Exercise aim:
With pictures left out, retype exactly the lines from the one containing "What does this" through the final line of the entries.

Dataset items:

++++++++++++++++++++

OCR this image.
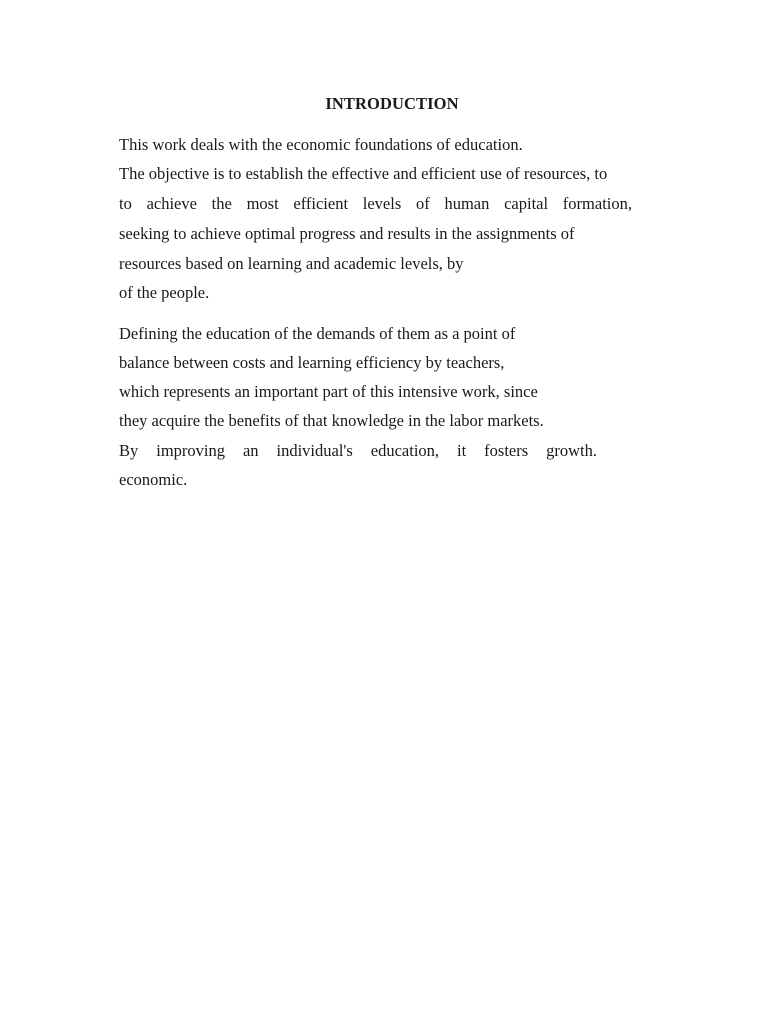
INTRODUCTION
This work deals with the economic foundations of education.
The objective is to establish the effective and efficient use of resources, to
to achieve the most efficient levels of human capital formation,
seeking to achieve optimal progress and results in the assignments of
resources based on learning and academic levels, by
of the people.
Defining the education of the demands of them as a point of
balance between costs and learning efficiency by teachers,
which represents an important part of this intensive work, since
they acquire the benefits of that knowledge in the labor markets.
By improving an individual's education, it fosters growth.
economic.
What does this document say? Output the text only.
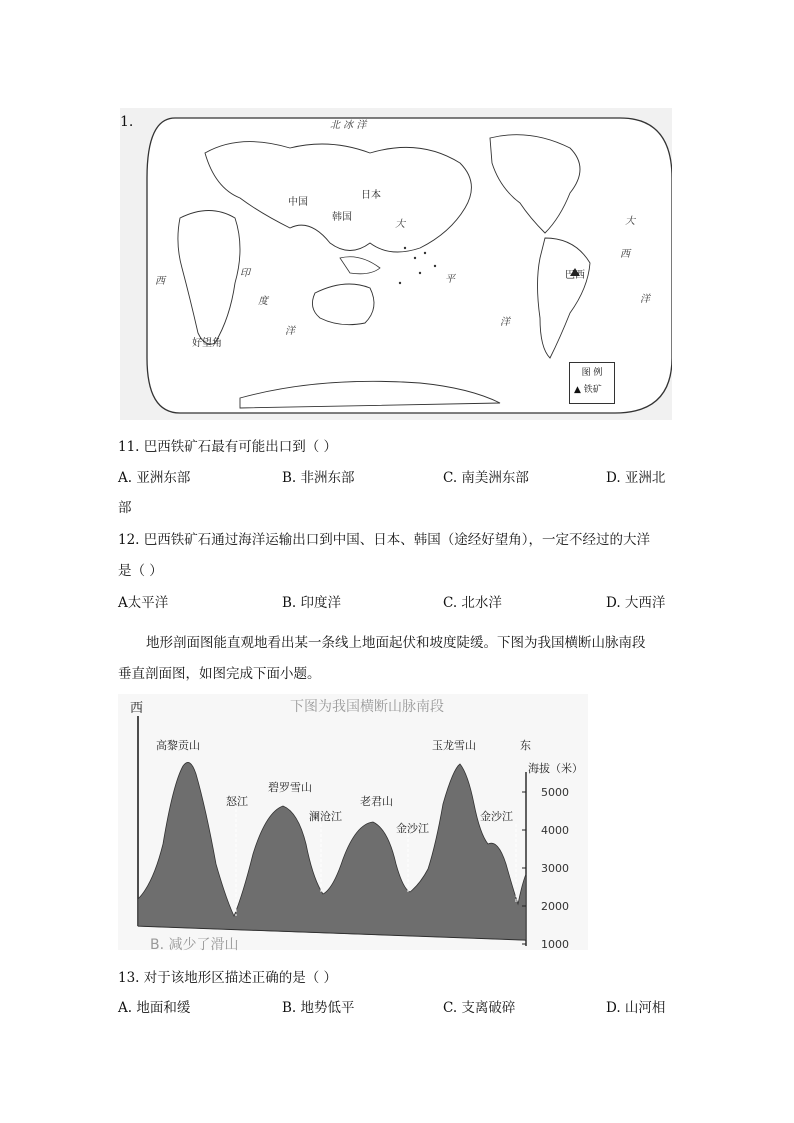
1.	北 冰 洋
中国
日本
韩国
巴西
好望角
大
平
西
西
印
度
洋
洋
洋
大
图 例
▲ 铁矿
11. 巴西铁矿石最有可能出口到（ ）
A. 亚洲东部	B. 非洲东部	C. 南美洲东部	D. 亚洲北
部
12. 巴西铁矿石通过海洋运输出口到中国、日本、韩国（途经好望角），一定不经过的大洋
是（ ）
A太平洋	B. 印度洋	C. 北水洋	D. 大西洋
地形剖面图能直观地看出某一条线上地面起伏和坡度陡缓。下图为我国横断山脉南段
垂直剖面图，如图完成下面小题。
西
东
下图为我国横断山脉南段
B. 减少了滑山
高黎贡山
碧罗雪山
老君山
玉龙雪山
怒江
澜沧江
金沙江
金沙江
海拔（米）
5000
4000
3000
2000
1000
13. 对于该地形区描述正确的是（ ）
A. 地面和缓	B. 地势低平	C. 支离破碎	D. 山河相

++++++++++++++++++++

Response:
What does this document say? Output the text only.
1.	北 冰 洋
中国
日本
韩国
巴西
好望角
大
平
西
西
印
度
洋
洋
洋
大
图 例
▲ 铁矿
11. 巴西铁矿石最有可能出口到（ ）
A. 亚洲东部	B. 非洲东部	C. 南美洲东部	D. 亚洲北
部
12. 巴西铁矿石通过海洋运输出口到中国、日本、韩国（途经好望角），一定不经过的大洋
是（ ）
A太平洋	B. 印度洋	C. 北水洋	D. 大西洋
地形剖面图能直观地看出某一条线上地面起伏和坡度陡缓。下图为我国横断山脉南段
垂直剖面图，如图完成下面小题。
西
东
下图为我国横断山脉南段
B. 减少了滑山
高黎贡山
碧罗雪山
老君山
玉龙雪山
怒江
澜沧江
金沙江
金沙江
海拔（米）
5000
4000
3000
2000
1000
13. 对于该地形区描述正确的是（ ）
A. 地面和缓	B. 地势低平	C. 支离破碎	D. 山河相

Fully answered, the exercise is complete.